(DIRECTIONS)
Count the lines below that contain the word "прибыль" and give only that number.

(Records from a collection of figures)
--- Start ---

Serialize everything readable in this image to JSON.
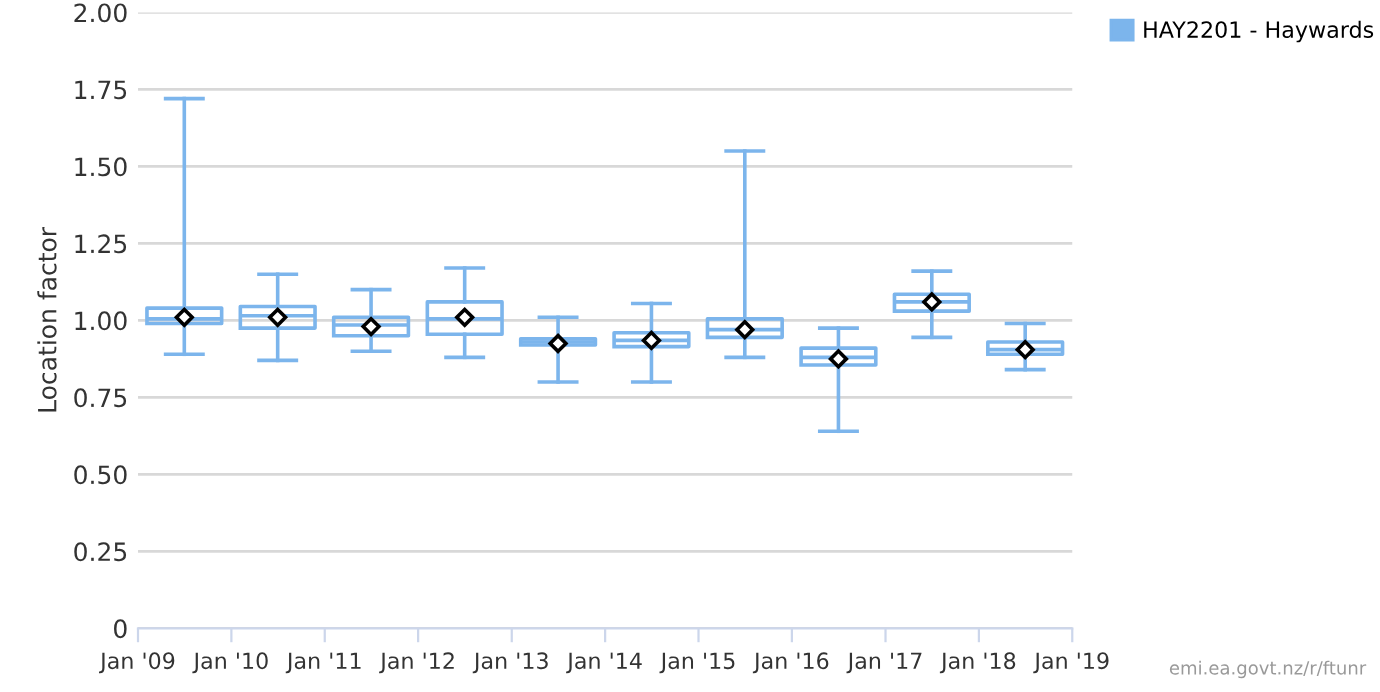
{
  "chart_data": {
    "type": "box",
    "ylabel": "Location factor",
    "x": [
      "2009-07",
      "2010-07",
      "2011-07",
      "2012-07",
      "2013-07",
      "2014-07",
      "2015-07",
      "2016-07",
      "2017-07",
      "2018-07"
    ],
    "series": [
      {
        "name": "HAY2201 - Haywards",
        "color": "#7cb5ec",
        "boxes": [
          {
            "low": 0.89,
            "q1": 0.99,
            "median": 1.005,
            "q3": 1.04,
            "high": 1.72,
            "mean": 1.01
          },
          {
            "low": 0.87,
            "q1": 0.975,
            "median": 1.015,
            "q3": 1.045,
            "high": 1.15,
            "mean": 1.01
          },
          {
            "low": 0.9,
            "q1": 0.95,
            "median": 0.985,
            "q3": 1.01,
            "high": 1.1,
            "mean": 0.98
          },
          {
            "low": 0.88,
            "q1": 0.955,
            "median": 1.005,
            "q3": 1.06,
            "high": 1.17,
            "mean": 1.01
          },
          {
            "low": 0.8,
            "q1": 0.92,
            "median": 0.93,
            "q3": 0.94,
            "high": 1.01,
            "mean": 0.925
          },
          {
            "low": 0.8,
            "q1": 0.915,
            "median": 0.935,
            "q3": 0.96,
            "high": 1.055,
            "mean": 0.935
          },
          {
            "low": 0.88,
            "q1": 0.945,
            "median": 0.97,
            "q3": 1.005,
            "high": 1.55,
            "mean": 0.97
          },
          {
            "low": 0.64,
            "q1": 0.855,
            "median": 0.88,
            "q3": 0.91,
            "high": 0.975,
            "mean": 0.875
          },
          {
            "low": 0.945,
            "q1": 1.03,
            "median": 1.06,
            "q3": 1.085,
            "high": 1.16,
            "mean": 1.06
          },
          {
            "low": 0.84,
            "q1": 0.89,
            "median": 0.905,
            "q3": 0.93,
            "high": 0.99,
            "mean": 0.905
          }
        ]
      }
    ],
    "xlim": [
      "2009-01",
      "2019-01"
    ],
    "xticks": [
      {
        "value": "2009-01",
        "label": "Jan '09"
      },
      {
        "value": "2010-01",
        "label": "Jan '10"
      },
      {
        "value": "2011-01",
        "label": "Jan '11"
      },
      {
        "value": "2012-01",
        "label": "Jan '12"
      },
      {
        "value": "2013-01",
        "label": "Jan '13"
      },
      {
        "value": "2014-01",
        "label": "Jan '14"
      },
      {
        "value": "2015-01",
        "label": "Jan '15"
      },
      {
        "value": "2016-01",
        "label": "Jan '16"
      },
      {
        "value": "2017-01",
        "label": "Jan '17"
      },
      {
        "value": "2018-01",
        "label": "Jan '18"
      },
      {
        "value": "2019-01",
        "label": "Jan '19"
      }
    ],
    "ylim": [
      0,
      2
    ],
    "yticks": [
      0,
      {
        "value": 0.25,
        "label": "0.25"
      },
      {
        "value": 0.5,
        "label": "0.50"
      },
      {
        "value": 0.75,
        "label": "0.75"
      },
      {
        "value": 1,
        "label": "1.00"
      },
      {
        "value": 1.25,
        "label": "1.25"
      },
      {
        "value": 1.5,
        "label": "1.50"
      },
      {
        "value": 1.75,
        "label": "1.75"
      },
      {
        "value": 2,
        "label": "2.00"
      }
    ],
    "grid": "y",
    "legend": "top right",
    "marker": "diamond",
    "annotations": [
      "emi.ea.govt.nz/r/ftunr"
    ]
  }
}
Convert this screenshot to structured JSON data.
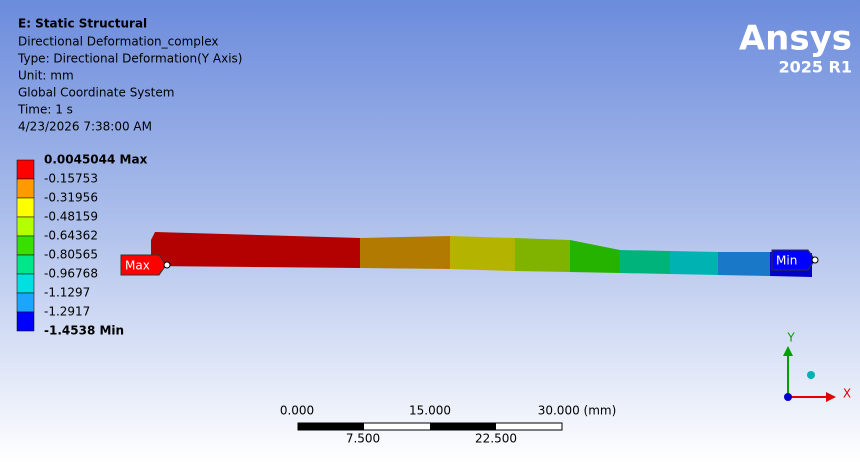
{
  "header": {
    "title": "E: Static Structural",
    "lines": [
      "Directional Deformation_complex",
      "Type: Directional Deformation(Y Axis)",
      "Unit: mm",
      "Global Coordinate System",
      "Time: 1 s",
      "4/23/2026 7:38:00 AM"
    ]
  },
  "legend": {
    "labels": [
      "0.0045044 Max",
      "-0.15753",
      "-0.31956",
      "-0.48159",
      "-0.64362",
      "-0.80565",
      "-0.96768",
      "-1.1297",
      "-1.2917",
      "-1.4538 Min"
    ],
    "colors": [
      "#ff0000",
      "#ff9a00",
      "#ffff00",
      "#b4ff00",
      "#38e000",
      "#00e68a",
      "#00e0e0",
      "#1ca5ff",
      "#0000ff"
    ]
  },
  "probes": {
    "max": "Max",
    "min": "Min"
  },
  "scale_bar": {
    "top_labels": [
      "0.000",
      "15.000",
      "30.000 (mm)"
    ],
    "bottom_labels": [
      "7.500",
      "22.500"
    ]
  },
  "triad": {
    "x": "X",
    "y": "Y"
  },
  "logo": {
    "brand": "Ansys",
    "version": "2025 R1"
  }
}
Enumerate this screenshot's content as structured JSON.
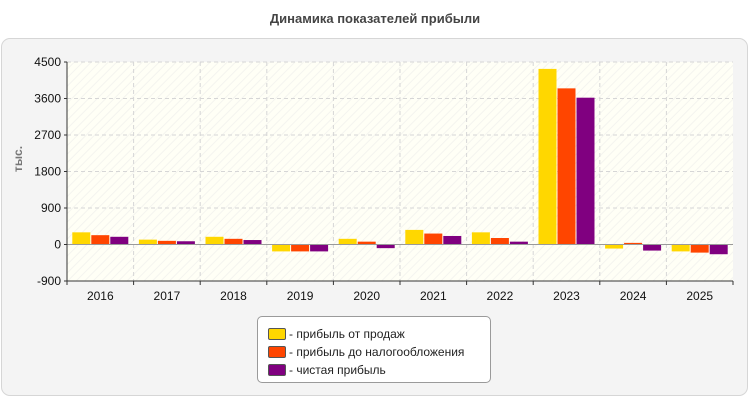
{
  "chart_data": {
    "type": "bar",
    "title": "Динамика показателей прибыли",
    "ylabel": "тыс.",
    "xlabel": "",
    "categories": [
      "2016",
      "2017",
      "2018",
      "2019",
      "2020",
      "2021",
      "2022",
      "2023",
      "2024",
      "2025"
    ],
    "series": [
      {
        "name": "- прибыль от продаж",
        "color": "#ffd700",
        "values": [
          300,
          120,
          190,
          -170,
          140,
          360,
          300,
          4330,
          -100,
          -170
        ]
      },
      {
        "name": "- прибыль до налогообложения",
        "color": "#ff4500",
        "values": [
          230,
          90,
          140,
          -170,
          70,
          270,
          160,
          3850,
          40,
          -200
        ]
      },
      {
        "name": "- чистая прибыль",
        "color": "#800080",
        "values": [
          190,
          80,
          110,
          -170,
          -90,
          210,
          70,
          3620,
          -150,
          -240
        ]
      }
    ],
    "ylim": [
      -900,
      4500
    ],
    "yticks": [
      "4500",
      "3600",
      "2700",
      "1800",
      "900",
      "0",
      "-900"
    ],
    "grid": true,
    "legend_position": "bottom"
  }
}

--- End ---

(CORRECT RESULT)
3